--- begin Provided text ---
Articles, Publications & Resources

Greater clarity around responsible lending on the way

Published in the Australian Banking & Finance Law Bulletin (2018) 34(5) BLB 80

A new draft Banking Code of Practice[1] (the New Code) was released publicly in April 2018. While at the time of writing a final version has not been settled, it seems that the only remaining debate concerns the New Code’s definition of “small business”. That being the case, in this article, we explore:

  • the proposed changes to the obligation to exercise the care and skill of a diligent and prudent banker and their likely impact
  • the extent to which (if at all) the New Code changes the way lenders can take guarantors’ financial resources into account
  • the responsible lending obligations owed directly to guarantors

We conclude that the New Code helps to clarify the obligations around responsible lending. The proposed formulation of the duty to act as a diligent and prudent banker is simpler, and its breadth is increased to cover all aspects of a loan transaction. Similarly, the New Code clarifies the position in relation to guarantors’ financial resources, articulating in express terms the position that has emerged from the authorities interpreting the previous codes. Finally, by casting responsible lending obligations as being expressly owed to guarantors, the New Code will make it more likely that a guarantee will be discharged where those obligations are breached.
--- end Provided text ---
Written request
Answer these questions using the article on the Banking Code:
1. In what month and year was the new draft Banking Code of Practice released publicly?
2. What is the only remaining debate about the New Code?
3. What does the broadened duty to act as a diligent and prudent banker cover?
The records that follow have no connection to the article on the Banking Code.
--- begin Given information ---
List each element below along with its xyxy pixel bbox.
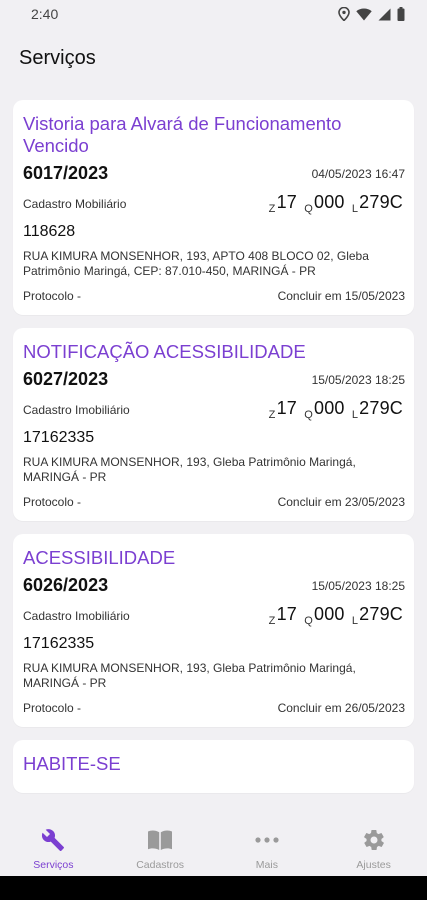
address: RUA KIMURA MONSENHOR, 193, APTO 408 BLOC…	[23, 249, 369, 278]
nav-label: Cadastros	[136, 859, 185, 871]
inscricao: 17162335	[23, 429, 95, 446]
more-dots-icon	[255, 837, 279, 843]
zona-quadra-lote: Z17 Q000 L279C	[269, 398, 405, 421]
service-title: Vistoria para Alvará de Funcionamento Ve…	[23, 113, 342, 156]
cadastro-type: Cadastro Imobiliário	[23, 402, 130, 417]
service-datetime: 15/05/2023 18:25	[311, 578, 405, 593]
location-icon	[338, 7, 350, 21]
nav-label: Mais	[255, 859, 278, 871]
services-list[interactable]: Vistoria para Alvará de Funcionamento Ve…	[0, 100, 427, 820]
battery-icon	[397, 7, 405, 21]
address: RUA KIMURA MONSENHOR, 193, Gleba Patrimô…	[23, 661, 356, 690]
due-date: Concluir em 15/05/2023	[277, 289, 405, 303]
status-bar: 2:40	[0, 0, 427, 28]
nav-mais[interactable]: Mais	[214, 820, 321, 876]
nav-servicos[interactable]: Serviços	[0, 820, 107, 876]
service-title: ACESSIBILIDADE	[23, 547, 176, 568]
service-card[interactable]: ACESSIBILIDADE 6026/2023 15/05/2023 18:2…	[13, 534, 414, 727]
address: RUA KIMURA MONSENHOR, 193, Gleba Patrimô…	[23, 455, 356, 484]
lote-value: 279C	[359, 604, 403, 624]
zona-quadra-lote: Z17 Q000 L279C	[269, 192, 405, 215]
quadra-value: 000	[313, 192, 345, 212]
quadra-value: 000	[313, 398, 345, 418]
nav-label: Ajustes	[356, 859, 391, 871]
due-date: Concluir em 26/05/2023	[277, 701, 405, 715]
service-card[interactable]: NOTIFICAÇÃO ACESSIBILIDADE 6027/2023 15/…	[13, 328, 414, 521]
lote-value: 279C	[359, 398, 403, 418]
lote-label: L	[351, 203, 359, 215]
nav-cadastros[interactable]: Cadastros	[107, 820, 214, 876]
status-icons	[338, 7, 405, 21]
zona-value: 17	[276, 192, 298, 212]
zona-label: Z	[268, 615, 276, 627]
quadra-label: Q	[304, 203, 313, 215]
service-number: 6027/2023	[23, 369, 109, 389]
wifi-icon	[356, 8, 372, 20]
app-bar: Serviços	[0, 28, 427, 88]
lote-label: L	[351, 409, 359, 421]
zona-value: 17	[276, 398, 298, 418]
service-datetime: 15/05/2023 18:25	[311, 372, 405, 387]
service-card[interactable]: HABITE-SE	[13, 740, 414, 793]
status-time: 2:40	[31, 6, 59, 22]
nav-ajustes[interactable]: Ajustes	[320, 820, 427, 876]
lote-label: L	[351, 615, 359, 627]
service-datetime: 04/05/2023 16:47	[311, 166, 405, 181]
quadra-label: Q	[304, 409, 313, 421]
quadra-label: Q	[304, 615, 313, 627]
system-navigation-bar	[0, 876, 427, 900]
cadastro-type: Cadastro Mobiliário	[23, 196, 127, 211]
cadastro-type: Cadastro Imobiliário	[23, 608, 130, 623]
signal-icon	[378, 8, 391, 20]
service-title: NOTIFICAÇÃO ACESSIBILIDADE	[23, 341, 306, 362]
zona-quadra-lote: Z17 Q000 L279C	[269, 604, 405, 627]
protocolo: Protocolo -	[23, 495, 82, 509]
nav-label: Serviços	[33, 859, 74, 871]
due-date: Concluir em 23/05/2023	[277, 495, 405, 509]
protocolo: Protocolo -	[23, 289, 82, 303]
page-title: Serviços	[19, 46, 96, 69]
quadra-value: 000	[313, 604, 345, 624]
inscricao: 118628	[23, 223, 76, 240]
inscricao: 17162335	[23, 635, 95, 652]
lote-value: 279C	[359, 192, 403, 212]
service-card[interactable]: Vistoria para Alvará de Funcionamento Ve…	[13, 100, 414, 315]
book-icon	[148, 830, 173, 850]
protocolo: Protocolo -	[23, 701, 82, 715]
service-number: 6017/2023	[23, 163, 109, 183]
service-title: HABITE-SE	[23, 753, 121, 774]
gear-icon	[363, 830, 384, 850]
zona-value: 17	[276, 604, 298, 624]
zona-label: Z	[268, 409, 276, 421]
wrench-icon	[42, 829, 65, 851]
zona-label: Z	[268, 203, 276, 215]
bottom-navigation: Serviços Cadastros Mais Ajustes	[0, 820, 427, 876]
service-number: 6026/2023	[23, 575, 109, 595]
--- end Given information ---
Right answer
1. April 2018
2. The New Code's definition of "small business"
3. All aspects of a loan transaction